Do this: Scan the data below for the string "people". Copy every line where it appears.

[Extracts from a graphics dataset]
● ● ●

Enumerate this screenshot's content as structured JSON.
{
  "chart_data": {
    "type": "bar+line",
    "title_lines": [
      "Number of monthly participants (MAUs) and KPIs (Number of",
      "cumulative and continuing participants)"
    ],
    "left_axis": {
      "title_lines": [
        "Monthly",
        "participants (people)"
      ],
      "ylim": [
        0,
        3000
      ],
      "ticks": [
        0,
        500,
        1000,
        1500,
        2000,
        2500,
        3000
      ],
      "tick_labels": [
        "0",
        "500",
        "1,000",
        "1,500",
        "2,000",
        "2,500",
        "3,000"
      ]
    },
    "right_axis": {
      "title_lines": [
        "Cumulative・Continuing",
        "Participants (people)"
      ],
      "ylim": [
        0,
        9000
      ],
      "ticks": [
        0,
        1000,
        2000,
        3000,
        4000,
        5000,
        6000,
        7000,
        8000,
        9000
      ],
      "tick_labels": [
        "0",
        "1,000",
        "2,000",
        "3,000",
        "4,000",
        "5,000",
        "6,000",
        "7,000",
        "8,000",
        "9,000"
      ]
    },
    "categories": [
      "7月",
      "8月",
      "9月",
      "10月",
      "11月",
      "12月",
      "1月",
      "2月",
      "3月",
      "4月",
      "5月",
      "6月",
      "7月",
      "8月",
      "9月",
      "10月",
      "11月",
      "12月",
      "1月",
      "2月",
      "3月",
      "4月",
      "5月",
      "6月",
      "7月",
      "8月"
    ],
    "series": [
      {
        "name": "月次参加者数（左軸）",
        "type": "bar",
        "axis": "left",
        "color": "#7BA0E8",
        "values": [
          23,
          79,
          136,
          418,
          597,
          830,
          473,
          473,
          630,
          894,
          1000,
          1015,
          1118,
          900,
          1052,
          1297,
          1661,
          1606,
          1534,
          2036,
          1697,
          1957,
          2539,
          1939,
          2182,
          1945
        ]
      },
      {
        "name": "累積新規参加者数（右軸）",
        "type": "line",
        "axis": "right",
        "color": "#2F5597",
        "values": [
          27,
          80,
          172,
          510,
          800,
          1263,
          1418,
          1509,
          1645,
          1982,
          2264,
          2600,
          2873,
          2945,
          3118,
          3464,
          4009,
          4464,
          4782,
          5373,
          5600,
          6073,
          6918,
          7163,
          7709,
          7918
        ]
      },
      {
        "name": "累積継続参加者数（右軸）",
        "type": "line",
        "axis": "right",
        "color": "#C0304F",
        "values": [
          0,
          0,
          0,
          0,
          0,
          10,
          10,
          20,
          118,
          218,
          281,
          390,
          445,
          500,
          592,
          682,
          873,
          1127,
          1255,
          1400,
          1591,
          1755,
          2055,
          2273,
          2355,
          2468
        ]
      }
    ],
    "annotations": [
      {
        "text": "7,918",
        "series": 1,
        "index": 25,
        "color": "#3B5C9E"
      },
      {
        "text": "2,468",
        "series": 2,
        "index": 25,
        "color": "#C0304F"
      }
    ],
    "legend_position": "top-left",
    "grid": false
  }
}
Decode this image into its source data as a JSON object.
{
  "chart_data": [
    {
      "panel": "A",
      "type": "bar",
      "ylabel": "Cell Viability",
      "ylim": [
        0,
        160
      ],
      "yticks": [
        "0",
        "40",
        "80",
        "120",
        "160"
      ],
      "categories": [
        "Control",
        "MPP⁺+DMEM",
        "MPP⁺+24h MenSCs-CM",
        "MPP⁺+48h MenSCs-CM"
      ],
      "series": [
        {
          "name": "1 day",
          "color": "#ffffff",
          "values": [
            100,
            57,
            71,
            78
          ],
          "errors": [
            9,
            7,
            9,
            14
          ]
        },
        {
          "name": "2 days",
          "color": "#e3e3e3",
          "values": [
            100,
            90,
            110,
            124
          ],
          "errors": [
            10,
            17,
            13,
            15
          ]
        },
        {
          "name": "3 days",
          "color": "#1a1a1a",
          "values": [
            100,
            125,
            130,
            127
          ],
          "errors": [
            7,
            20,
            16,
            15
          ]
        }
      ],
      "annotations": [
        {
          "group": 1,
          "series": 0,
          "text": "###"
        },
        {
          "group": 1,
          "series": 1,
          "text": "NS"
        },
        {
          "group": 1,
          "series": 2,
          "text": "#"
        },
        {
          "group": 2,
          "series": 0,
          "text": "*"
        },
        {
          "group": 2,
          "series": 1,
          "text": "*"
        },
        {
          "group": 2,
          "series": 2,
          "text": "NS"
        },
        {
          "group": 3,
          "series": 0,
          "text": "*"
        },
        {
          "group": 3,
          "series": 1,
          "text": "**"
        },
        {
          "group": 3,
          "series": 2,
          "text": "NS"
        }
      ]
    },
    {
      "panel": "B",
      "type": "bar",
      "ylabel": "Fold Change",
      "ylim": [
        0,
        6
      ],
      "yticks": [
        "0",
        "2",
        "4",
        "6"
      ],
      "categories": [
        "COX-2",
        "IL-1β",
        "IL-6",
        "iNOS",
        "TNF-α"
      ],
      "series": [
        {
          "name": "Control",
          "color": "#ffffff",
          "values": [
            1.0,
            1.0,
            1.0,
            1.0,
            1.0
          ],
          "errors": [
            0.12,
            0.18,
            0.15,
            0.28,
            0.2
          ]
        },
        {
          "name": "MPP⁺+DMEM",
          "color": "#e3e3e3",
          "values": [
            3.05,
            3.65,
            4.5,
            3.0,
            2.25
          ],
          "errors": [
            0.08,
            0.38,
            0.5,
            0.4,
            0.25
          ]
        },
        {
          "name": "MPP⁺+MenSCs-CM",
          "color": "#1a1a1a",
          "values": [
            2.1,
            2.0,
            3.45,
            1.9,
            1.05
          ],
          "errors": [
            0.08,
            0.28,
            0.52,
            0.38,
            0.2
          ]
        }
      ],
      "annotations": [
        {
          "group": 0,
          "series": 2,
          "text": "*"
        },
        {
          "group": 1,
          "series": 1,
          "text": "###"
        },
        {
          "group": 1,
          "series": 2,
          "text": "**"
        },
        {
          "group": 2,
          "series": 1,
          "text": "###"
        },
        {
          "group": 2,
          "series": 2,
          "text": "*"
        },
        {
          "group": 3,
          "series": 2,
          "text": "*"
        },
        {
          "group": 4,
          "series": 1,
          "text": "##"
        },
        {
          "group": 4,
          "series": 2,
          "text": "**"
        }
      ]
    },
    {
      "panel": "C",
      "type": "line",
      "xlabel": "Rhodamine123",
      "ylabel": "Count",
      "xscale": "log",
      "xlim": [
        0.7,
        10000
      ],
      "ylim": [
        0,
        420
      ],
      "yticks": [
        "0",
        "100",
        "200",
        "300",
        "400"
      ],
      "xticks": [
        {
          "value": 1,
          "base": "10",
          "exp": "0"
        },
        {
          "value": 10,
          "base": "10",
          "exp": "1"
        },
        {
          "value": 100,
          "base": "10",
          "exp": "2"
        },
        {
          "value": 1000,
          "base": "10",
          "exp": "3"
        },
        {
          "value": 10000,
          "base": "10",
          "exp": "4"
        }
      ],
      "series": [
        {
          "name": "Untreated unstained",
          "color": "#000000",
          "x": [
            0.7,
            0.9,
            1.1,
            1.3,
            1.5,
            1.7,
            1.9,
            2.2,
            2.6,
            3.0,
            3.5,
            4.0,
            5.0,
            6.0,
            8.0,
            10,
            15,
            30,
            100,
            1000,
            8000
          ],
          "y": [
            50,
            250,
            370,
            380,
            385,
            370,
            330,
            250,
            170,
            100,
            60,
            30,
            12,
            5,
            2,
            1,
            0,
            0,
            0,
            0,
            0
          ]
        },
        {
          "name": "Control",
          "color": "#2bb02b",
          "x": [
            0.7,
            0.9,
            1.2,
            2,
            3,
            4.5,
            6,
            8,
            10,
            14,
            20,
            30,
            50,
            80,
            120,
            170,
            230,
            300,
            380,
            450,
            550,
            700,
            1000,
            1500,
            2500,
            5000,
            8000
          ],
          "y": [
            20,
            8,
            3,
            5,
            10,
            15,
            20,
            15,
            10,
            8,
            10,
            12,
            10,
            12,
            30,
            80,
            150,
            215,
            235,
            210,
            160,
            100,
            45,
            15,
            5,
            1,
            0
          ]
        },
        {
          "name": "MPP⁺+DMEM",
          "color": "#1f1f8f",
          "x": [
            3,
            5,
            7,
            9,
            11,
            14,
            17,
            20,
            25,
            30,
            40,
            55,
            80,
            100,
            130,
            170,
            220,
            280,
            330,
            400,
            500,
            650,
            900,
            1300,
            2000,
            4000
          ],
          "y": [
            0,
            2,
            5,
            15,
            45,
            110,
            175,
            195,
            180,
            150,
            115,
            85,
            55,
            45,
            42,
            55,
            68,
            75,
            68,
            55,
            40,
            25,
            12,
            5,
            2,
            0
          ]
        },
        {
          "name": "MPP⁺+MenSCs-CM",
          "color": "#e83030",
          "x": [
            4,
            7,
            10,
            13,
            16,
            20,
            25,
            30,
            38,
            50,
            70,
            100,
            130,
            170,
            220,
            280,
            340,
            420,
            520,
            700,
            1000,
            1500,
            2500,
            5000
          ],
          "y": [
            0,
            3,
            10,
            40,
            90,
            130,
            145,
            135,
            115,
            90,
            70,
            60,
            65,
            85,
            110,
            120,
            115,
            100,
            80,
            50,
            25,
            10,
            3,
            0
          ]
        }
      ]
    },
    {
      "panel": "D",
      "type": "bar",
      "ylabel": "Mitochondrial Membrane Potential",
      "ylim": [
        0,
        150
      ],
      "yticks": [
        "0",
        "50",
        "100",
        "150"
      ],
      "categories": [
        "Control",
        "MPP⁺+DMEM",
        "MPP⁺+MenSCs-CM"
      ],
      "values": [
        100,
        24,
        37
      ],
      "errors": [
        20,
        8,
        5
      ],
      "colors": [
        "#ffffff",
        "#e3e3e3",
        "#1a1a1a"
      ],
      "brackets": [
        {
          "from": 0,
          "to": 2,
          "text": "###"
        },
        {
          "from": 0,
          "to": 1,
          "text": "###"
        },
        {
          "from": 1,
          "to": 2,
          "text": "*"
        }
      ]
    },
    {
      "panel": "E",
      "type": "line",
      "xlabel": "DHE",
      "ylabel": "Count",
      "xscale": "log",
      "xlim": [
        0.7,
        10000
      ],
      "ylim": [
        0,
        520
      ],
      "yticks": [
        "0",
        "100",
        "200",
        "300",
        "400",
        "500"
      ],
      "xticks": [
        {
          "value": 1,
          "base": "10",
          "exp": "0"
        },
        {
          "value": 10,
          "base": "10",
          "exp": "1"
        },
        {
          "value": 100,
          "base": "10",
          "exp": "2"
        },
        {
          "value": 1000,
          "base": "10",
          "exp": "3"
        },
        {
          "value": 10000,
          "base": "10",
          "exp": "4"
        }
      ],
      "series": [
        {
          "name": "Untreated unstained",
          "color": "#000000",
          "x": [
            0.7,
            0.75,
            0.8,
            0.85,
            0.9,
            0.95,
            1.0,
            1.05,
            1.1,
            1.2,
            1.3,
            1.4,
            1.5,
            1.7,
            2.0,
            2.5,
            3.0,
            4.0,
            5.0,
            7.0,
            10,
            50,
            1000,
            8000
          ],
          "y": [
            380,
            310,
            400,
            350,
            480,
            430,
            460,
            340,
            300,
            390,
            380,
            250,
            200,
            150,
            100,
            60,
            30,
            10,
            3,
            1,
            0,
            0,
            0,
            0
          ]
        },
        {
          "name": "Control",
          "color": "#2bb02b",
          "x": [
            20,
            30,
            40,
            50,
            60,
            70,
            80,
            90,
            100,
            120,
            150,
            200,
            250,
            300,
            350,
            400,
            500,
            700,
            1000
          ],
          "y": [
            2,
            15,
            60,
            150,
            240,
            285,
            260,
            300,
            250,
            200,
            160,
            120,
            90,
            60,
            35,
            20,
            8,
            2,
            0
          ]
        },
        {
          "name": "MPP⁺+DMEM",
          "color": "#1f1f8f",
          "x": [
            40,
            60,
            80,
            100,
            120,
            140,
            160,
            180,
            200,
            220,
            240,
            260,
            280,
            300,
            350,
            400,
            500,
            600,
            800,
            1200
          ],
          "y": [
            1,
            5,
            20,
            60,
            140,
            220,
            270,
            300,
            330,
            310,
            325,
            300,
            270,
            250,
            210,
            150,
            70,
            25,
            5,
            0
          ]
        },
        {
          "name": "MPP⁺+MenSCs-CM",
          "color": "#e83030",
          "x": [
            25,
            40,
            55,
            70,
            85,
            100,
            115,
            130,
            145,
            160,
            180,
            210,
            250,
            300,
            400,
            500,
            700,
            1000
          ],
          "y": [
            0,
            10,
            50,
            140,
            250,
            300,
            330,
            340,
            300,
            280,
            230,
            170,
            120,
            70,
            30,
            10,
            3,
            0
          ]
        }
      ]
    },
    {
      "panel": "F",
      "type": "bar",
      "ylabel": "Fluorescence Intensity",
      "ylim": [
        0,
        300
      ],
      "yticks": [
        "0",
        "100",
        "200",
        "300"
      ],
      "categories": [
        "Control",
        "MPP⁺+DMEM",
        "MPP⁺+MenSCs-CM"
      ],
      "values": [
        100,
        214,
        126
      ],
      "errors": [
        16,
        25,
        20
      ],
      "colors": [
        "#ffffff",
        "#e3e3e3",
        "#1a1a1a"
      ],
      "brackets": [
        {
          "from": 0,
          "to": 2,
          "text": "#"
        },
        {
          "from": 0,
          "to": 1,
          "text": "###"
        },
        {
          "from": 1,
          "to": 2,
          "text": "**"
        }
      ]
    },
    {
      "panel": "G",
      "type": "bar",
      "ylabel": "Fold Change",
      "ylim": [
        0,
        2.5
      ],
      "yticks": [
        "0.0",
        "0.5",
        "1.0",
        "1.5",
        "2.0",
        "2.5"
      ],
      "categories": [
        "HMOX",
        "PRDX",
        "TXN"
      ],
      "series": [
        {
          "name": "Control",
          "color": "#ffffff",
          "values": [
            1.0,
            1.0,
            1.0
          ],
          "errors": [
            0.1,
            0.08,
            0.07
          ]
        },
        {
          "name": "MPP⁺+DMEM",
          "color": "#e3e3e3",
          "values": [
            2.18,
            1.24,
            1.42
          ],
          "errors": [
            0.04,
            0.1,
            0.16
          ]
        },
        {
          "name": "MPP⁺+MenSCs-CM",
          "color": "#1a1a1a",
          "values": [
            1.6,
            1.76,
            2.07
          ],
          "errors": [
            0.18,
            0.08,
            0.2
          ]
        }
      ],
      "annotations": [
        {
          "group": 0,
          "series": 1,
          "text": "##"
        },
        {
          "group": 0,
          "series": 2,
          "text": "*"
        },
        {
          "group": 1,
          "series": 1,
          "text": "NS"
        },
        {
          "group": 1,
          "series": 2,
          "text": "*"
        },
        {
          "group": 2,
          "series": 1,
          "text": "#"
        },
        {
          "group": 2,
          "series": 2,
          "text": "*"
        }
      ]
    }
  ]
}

● ● ●

Result:
        "participants (people)"
        "Participants (people)"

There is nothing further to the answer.